## Records provided
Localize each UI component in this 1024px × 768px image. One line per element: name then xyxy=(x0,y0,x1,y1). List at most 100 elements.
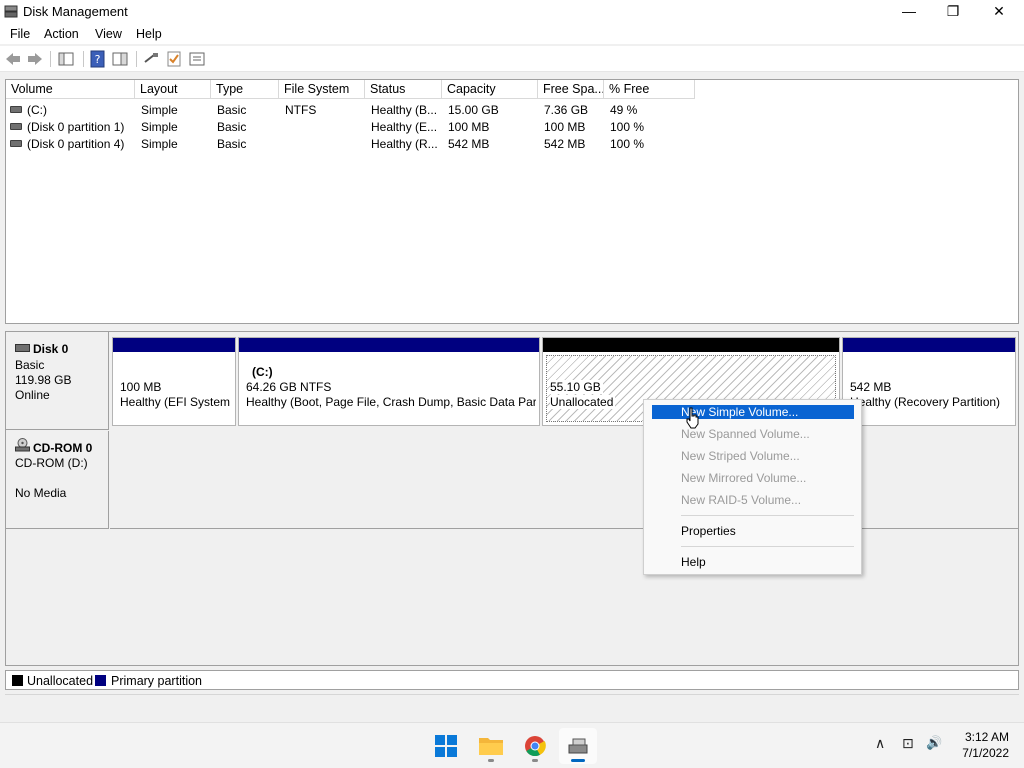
disk-management-icon xyxy=(568,738,588,754)
cd-drive-icon xyxy=(15,438,30,452)
status-bar xyxy=(5,694,1019,716)
status-cell: Healthy (E... xyxy=(371,120,438,134)
type-cell: Basic xyxy=(217,103,247,117)
column-header-type[interactable]: Type xyxy=(211,80,279,99)
percent-free-cell: 100 % xyxy=(610,120,645,134)
taskbar: ∧ ⊡ 🔊 3:12 AM 7/1/2022 xyxy=(0,722,1024,768)
primary-partition-swatch xyxy=(95,675,106,686)
menu-view[interactable]: View xyxy=(95,27,122,41)
svg-text:?: ? xyxy=(95,53,101,66)
disk-management-taskbar-button[interactable] xyxy=(559,728,597,764)
forward-arrow-icon[interactable] xyxy=(26,50,44,68)
show-hidden-icons-chevron-icon[interactable]: ∧ xyxy=(875,735,885,752)
percent-free-cell: 100 % xyxy=(610,137,645,151)
partition-size: 542 MB xyxy=(850,380,892,394)
free-space-cell: 542 MB xyxy=(544,137,586,151)
volume-cell: (C:) xyxy=(27,103,47,117)
free-space-cell: 7.36 GB xyxy=(544,103,589,117)
volume-cell: (Disk 0 partition 1) xyxy=(27,120,125,134)
show-hide-action-pane-icon[interactable] xyxy=(111,50,129,68)
start-button[interactable] xyxy=(427,728,465,764)
cdrom-0-area[interactable] xyxy=(110,431,1018,529)
type-cell: Basic xyxy=(217,137,247,151)
menu-item-properties[interactable]: Properties xyxy=(652,524,854,538)
percent-free-cell: 49 % xyxy=(610,103,638,117)
menu-item-new-striped-volume[interactable]: New Striped Volume... xyxy=(652,449,854,463)
disk-status: Online xyxy=(15,388,50,402)
drive-icon xyxy=(10,140,22,147)
column-header-capacity[interactable]: Capacity xyxy=(442,80,538,99)
partition-size: 55.10 GB xyxy=(550,380,603,394)
partition-title: (C:) xyxy=(252,365,273,379)
menu-separator xyxy=(681,515,854,516)
back-arrow-icon[interactable] xyxy=(4,50,22,68)
volume-row[interactable]: (Disk 0 partition 1) Simple Basic Health… xyxy=(6,118,706,135)
hand-cursor-icon xyxy=(686,407,699,429)
minimize-button[interactable]: — xyxy=(886,0,932,24)
show-hide-console-tree-icon[interactable] xyxy=(57,50,75,68)
type-cell: Basic xyxy=(217,120,247,134)
column-header-file-system[interactable]: File System xyxy=(279,80,365,99)
menu-separator xyxy=(681,546,854,547)
system-clock[interactable]: 3:12 AM 7/1/2022 xyxy=(962,729,1009,761)
file-explorer-button[interactable] xyxy=(472,728,510,764)
menu-action[interactable]: Action xyxy=(44,27,79,41)
maximize-button[interactable]: ❐ xyxy=(930,0,976,24)
layout-cell: Simple xyxy=(141,120,178,134)
volume-list-pane[interactable]: Volume Layout Type File System Status Ca… xyxy=(5,79,1019,324)
column-header-volume[interactable]: Volume xyxy=(6,80,135,99)
disk-type: Basic xyxy=(15,358,45,372)
menu-item-new-raid5-volume[interactable]: New RAID-5 Volume... xyxy=(652,493,854,507)
column-header-layout[interactable]: Layout xyxy=(135,80,211,99)
disk-layout-pane[interactable]: Disk 0 Basic 119.98 GB Online 100 MB Hea… xyxy=(5,331,1019,666)
volume-icon[interactable]: 🔊 xyxy=(926,735,942,751)
help-icon[interactable]: ? xyxy=(89,50,107,68)
partition-c[interactable]: (C:) 64.26 GB NTFS Healthy (Boot, Page F… xyxy=(238,337,540,426)
network-icon[interactable]: ⊡ xyxy=(902,735,914,752)
partition-desc: Healthy (Recovery Partition) xyxy=(850,395,1001,409)
partition-size: 100 MB xyxy=(120,380,162,394)
legend-unallocated: Unallocated xyxy=(27,674,94,688)
partition-desc: Healthy (EFI System P xyxy=(120,395,232,409)
cdrom-media: No Media xyxy=(15,486,67,500)
checklist-icon[interactable] xyxy=(165,50,183,68)
partition-desc: Healthy (Boot, Page File, Crash Dump, Ba… xyxy=(246,395,536,409)
menu-item-new-spanned-volume[interactable]: New Spanned Volume... xyxy=(652,427,854,441)
partition-efi[interactable]: 100 MB Healthy (EFI System P xyxy=(112,337,236,426)
menu-file[interactable]: File xyxy=(10,27,30,41)
disk-0-label[interactable]: Disk 0 Basic 119.98 GB Online xyxy=(6,332,109,430)
active-indicator xyxy=(571,759,585,762)
connect-icon[interactable] xyxy=(142,50,160,68)
disk-management-app-icon xyxy=(4,5,18,18)
context-menu: New Simple Volume... New Spanned Volume.… xyxy=(643,399,862,575)
volume-row[interactable]: (Disk 0 partition 4) Simple Basic Health… xyxy=(6,135,706,152)
window-title: Disk Management xyxy=(23,4,128,19)
menu-item-new-simple-volume[interactable]: New Simple Volume... xyxy=(652,405,854,419)
capacity-cell: 15.00 GB xyxy=(448,103,499,117)
close-button[interactable]: ✕ xyxy=(976,0,1022,24)
cdrom-0-label[interactable]: CD-ROM 0 CD-ROM (D:) No Media xyxy=(6,431,109,529)
partition-desc: Unallocated xyxy=(550,395,616,409)
partition-color-bar xyxy=(843,338,1015,352)
legend-primary: Primary partition xyxy=(111,674,202,688)
partition-color-bar xyxy=(239,338,539,352)
volume-row[interactable]: (C:) Simple Basic NTFS Healthy (B... 15.… xyxy=(6,101,706,118)
unallocated-swatch xyxy=(12,675,23,686)
cdrom-drive: CD-ROM (D:) xyxy=(15,456,88,470)
chrome-icon xyxy=(525,736,546,757)
menu-item-help[interactable]: Help xyxy=(652,555,854,569)
running-indicator xyxy=(532,759,538,762)
column-header-free-space[interactable]: Free Spa... xyxy=(538,80,604,99)
title-bar[interactable]: Disk Management — ❐ ✕ xyxy=(0,0,1024,24)
hard-disk-icon xyxy=(15,344,30,352)
chrome-button[interactable] xyxy=(516,728,554,764)
menu-help[interactable]: Help xyxy=(136,27,162,41)
menu-item-new-mirrored-volume[interactable]: New Mirrored Volume... xyxy=(652,471,854,485)
properties-list-icon[interactable] xyxy=(188,50,206,68)
capacity-cell: 542 MB xyxy=(448,137,490,151)
column-header-status[interactable]: Status xyxy=(365,80,442,99)
partition-recovery[interactable]: 542 MB Healthy (Recovery Partition) xyxy=(842,337,1016,426)
status-cell: Healthy (R... xyxy=(371,137,438,151)
column-header-percent-free[interactable]: % Free xyxy=(604,80,695,99)
disk-size: 119.98 GB xyxy=(15,373,72,387)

## Problem to work on
Render every line of the rows above as a Markdown table with two columns, No. for the line number and Line Text for the line itself, skipping any blank lines. Leave the pictures out of the table.

## Output of the task
| No. | Line Text |
|---|---|
| 1 | Localize each UI component in this 1024px × 768px image. One line per element: name then xyxy=(x0,y0,x1,y1). List at most 100 elements. |
| 2 | disk-management-icon xyxy=(568,738,588,754) |
| 3 | cd-drive-icon xyxy=(15,438,30,452) |
| 4 | status-bar xyxy=(5,694,1019,716) |
| 5 | status-cell: Healthy (E... xyxy=(371,120,438,134) |
| 6 | type-cell: Basic xyxy=(217,103,247,117) |
| 7 | column-header-type[interactable]: Type xyxy=(211,80,279,99) |
| 8 | percent-free-cell: 100 % xyxy=(610,120,645,134) |
| 9 | taskbar: ∧ ⊡ 🔊 3:12 AM 7/1/2022 xyxy=(0,722,1024,768) |
| 10 | primary-partition-swatch xyxy=(95,675,106,686) |
| 11 | menu-view[interactable]: View xyxy=(95,27,122,41) |
| 12 | svg-text:?: ? xyxy=(95,53,101,66) |
| 13 | disk-management-taskbar-button[interactable] xyxy=(559,728,597,764) |
| 14 | forward-arrow-icon[interactable] xyxy=(26,50,44,68) |
| 15 | show-hidden-icons-chevron-icon[interactable]: ∧ xyxy=(875,735,885,752) |
| 16 | percent-free-cell: 100 % xyxy=(610,137,645,151) |
| 17 | partition-size: 542 MB xyxy=(850,380,892,394) |
| 18 | free-space-cell: 542 MB xyxy=(544,137,586,151) |
| 19 | volume-cell: (C:) xyxy=(27,103,47,117) |
| 20 | free-space-cell: 7.36 GB xyxy=(544,103,589,117) |
| 21 | volume-cell: (Disk 0 partition 1) xyxy=(27,120,125,134) |
| 22 | show-hide-action-pane-icon[interactable] xyxy=(111,50,129,68) |
| 23 | start-button[interactable] xyxy=(427,728,465,764) |
| 24 | cdrom-0-area[interactable] xyxy=(110,431,1018,529) |
| 25 | type-cell: Basic xyxy=(217,137,247,151) |
| 26 | menu-item-properties[interactable]: Properties xyxy=(652,524,854,538) |
| 27 | percent-free-cell: 49 % xyxy=(610,103,638,117) |
| 28 | menu-item-new-striped-volume[interactable]: New Striped Volume... xyxy=(652,449,854,463) |
| 29 | disk-status: Online xyxy=(15,388,50,402) |
| 30 | drive-icon xyxy=(10,140,22,147) |
| 31 | column-header-capacity[interactable]: Capacity xyxy=(442,80,538,99) |
| 32 | partition-size: 55.10 GB xyxy=(550,380,603,394) |
| 33 | partition-title: (C:) xyxy=(252,365,273,379) |
| 34 | menu-separator xyxy=(681,515,854,516) |
| 35 | back-arrow-icon[interactable] xyxy=(4,50,22,68) |
| 36 | volume-row[interactable]: (Disk 0 partition 1) Simple Basic Health… xyxy=(6,118,706,135) |
| 37 | hand-cursor-icon xyxy=(686,407,699,429) |
| 38 | minimize-button[interactable]: — xyxy=(886,0,932,24) |
| 39 | show-hide-console-tree-icon[interactable] xyxy=(57,50,75,68) |
| 40 | type-cell: Basic xyxy=(217,120,247,134) |
| 41 | column-header-file-system[interactable]: File System xyxy=(279,80,365,99) |
| 42 | menu-separator xyxy=(681,546,854,547) |
| 43 | system-clock[interactable]: 3:12 AM 7/1/2022 xyxy=(962,729,1009,761) |
| 44 | file-explorer-button[interactable] xyxy=(472,728,510,764) |
| 45 | menu-action[interactable]: Action xyxy=(44,27,79,41) |
| 46 | maximize-button[interactable]: ❐ xyxy=(930,0,976,24) |
| 47 | layout-cell: Simple xyxy=(141,120,178,134) |
| 48 | volume-list-pane[interactable]: Volume Layout Type File System Status Ca… xyxy=(5,79,1019,324) |
| 49 | column-header-volume[interactable]: Volume xyxy=(6,80,135,99) |
| 50 | disk-type: Basic xyxy=(15,358,45,372) |
| 51 | menu-item-new-raid5-volume[interactable]: New RAID-5 Volume... xyxy=(652,493,854,507) |
| 52 | column-header-layout[interactable]: Layout xyxy=(135,80,211,99) |
| 53 | disk-layout-pane[interactable]: Disk 0 Basic 119.98 GB Online 100 MB Hea… xyxy=(5,331,1019,666) |
| 54 | volume-icon[interactable]: 🔊 xyxy=(926,735,942,751) |
| 55 | help-icon[interactable]: ? xyxy=(89,50,107,68) |
| 56 | partition-c[interactable]: (C:) 64.26 GB NTFS Healthy (Boot, Page F… xyxy=(238,337,540,426) |
| 57 | network-icon[interactable]: ⊡ xyxy=(902,735,914,752) |
| 58 | partition-desc: Healthy (Recovery Partition) xyxy=(850,395,1001,409) |
| 59 | partition-size: 100 MB xyxy=(120,380,162,394) |
| 60 | legend-unallocated: Unallocated xyxy=(27,674,94,688) |
| 61 | partition-desc: Healthy (EFI System P xyxy=(120,395,232,409) |
| 62 | cdrom-media: No Media xyxy=(15,486,67,500) |
| 63 | checklist-icon[interactable] xyxy=(165,50,183,68) |
| 64 | partition-desc: Healthy (Boot, Page File, Crash Dump, Ba… xyxy=(246,395,536,409) |
| 65 | menu-item-new-spanned-volume[interactable]: New Spanned Volume... xyxy=(652,427,854,441) |
| 66 | partition-efi[interactable]: 100 MB Healthy (EFI System P xyxy=(112,337,236,426) |
| 67 | menu-file[interactable]: File xyxy=(10,27,30,41) |
| 68 | disk-0-label[interactable]: Disk 0 Basic 119.98 GB Online xyxy=(6,332,109,430) |
| 69 | active-indicator xyxy=(571,759,585,762) |
| 70 | connect-icon[interactable] xyxy=(142,50,160,68) |
| 71 | disk-management-app-icon xyxy=(4,5,18,18) |
| 72 | context-menu: New Simple Volume... New Spanned Volume.… xyxy=(643,399,862,575) |
| 73 | volume-row[interactable]: (Disk 0 partition 4) Simple Basic Health… xyxy=(6,135,706,152) |
| 74 | window-title: Disk Management xyxy=(23,4,128,19) |
| 75 | menu-item-new-simple-volume[interactable]: New Simple Volume... xyxy=(652,405,854,419) |
| 76 | capacity-cell: 15.00 GB xyxy=(448,103,499,117) |
| 77 | close-button[interactable]: ✕ xyxy=(976,0,1022,24) |
| 78 | cdrom-0-label[interactable]: CD-ROM 0 CD-ROM (D:) No Media xyxy=(6,431,109,529) |
| 79 | partition-desc: Unallocated xyxy=(550,395,616,409) |
| 80 | partition-color-bar xyxy=(843,338,1015,352) |
| 81 | legend-primary: Primary partition xyxy=(111,674,202,688) |
| 82 | partition-color-bar xyxy=(239,338,539,352) |
| 83 | volume-row[interactable]: (C:) Simple Basic NTFS Healthy (B... 15.… xyxy=(6,101,706,118) |
| 84 | unallocated-swatch xyxy=(12,675,23,686) |
| 85 | cdrom-drive: CD-ROM (D:) xyxy=(15,456,88,470) |
| 86 | chrome-icon xyxy=(525,736,546,757) |
| 87 | menu-item-help[interactable]: Help xyxy=(652,555,854,569) |
| 88 | running-indicator xyxy=(532,759,538,762) |
| 89 | column-header-free-space[interactable]: Free Spa... xyxy=(538,80,604,99) |
| 90 | title-bar[interactable]: Disk Management — ❐ ✕ xyxy=(0,0,1024,24) |
| 91 | hard-disk-icon xyxy=(15,344,30,352) |
| 92 | chrome-button[interactable] xyxy=(516,728,554,764) |
| 93 | menu-help[interactable]: Help xyxy=(136,27,162,41) |
| 94 | menu-item-new-mirrored-volume[interactable]: New Mirrored Volume... xyxy=(652,471,854,485) |
| 95 | properties-list-icon[interactable] xyxy=(188,50,206,68) |
| 96 | capacity-cell: 542 MB xyxy=(448,137,490,151) |
| 97 | column-header-status[interactable]: Status xyxy=(365,80,442,99) |
| 98 | partition-recovery[interactable]: 542 MB Healthy (Recovery Partition) xyxy=(842,337,1016,426) |
| 99 | status-cell: Healthy (R... xyxy=(371,137,438,151) |
| 100 | column-header-percent-free[interactable]: % Free xyxy=(604,80,695,99) |
| 101 | disk-size: 119.98 GB xyxy=(15,373,72,387) |